═════ Data to use

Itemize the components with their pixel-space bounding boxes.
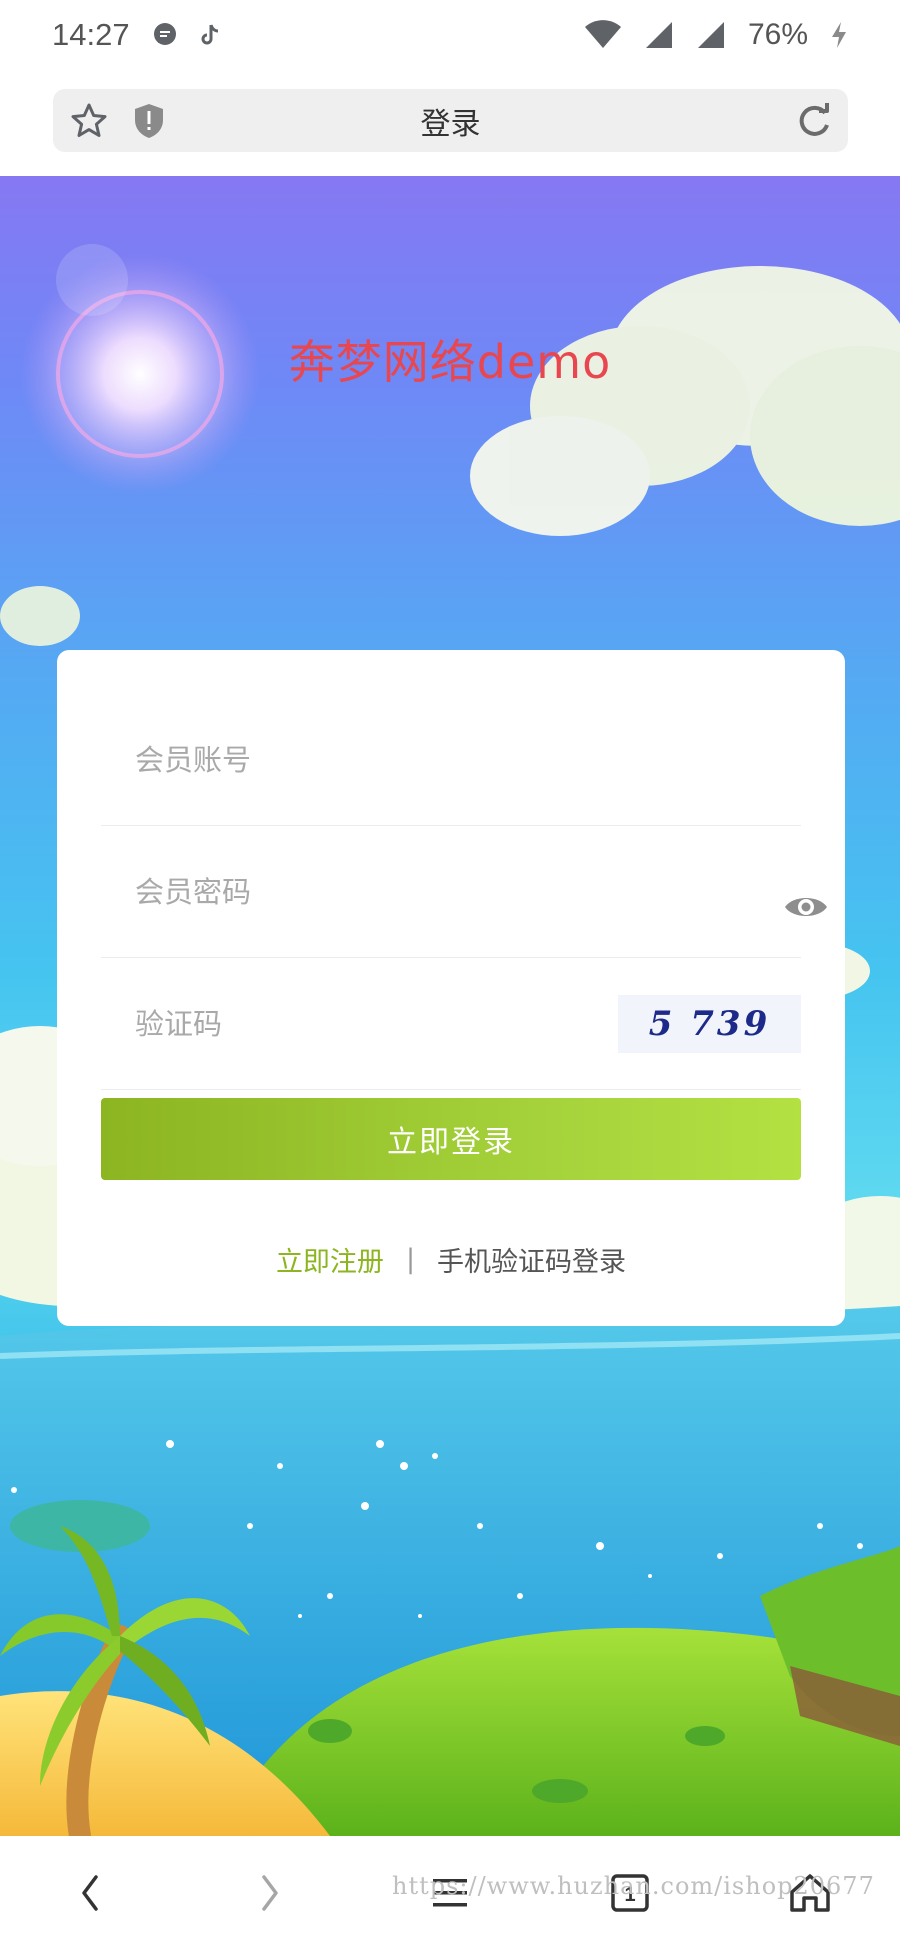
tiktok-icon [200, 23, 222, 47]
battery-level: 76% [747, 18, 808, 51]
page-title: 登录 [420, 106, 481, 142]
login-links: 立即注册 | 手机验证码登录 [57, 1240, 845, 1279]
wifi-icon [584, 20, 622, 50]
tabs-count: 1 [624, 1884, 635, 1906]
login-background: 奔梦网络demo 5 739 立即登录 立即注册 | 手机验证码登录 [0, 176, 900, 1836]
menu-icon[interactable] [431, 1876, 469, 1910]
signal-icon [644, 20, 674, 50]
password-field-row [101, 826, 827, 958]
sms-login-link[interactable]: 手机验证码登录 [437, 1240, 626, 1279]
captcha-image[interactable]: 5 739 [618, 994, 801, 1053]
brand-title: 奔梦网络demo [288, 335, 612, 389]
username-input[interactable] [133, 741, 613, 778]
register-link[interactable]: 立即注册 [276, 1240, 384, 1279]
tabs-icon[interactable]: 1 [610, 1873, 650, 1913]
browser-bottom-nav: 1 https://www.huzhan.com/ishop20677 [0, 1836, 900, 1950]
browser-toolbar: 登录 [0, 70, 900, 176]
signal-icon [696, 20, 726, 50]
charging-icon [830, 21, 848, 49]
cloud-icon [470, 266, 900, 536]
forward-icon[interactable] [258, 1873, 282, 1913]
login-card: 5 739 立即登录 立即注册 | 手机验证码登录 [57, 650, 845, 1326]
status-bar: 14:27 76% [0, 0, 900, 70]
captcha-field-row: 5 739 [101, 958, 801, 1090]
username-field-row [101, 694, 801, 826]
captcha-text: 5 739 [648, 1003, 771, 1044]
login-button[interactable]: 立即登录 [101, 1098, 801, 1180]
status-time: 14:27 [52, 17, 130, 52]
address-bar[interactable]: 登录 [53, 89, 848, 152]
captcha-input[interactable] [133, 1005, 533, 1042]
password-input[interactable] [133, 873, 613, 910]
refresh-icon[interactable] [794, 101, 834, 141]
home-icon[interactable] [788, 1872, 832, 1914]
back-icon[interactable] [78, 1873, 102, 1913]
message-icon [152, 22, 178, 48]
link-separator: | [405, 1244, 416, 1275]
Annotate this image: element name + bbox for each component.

══════════

Copy out every line above that contains the string "奔梦网络demo", matching case.

**Exercise solution**:
login-background: 奔梦网络demo 5 739 立即登录 立即注册 | 手机验证码登录 [0, 176, 900, 1836]
brand-title: 奔梦网络demo [288, 335, 612, 389]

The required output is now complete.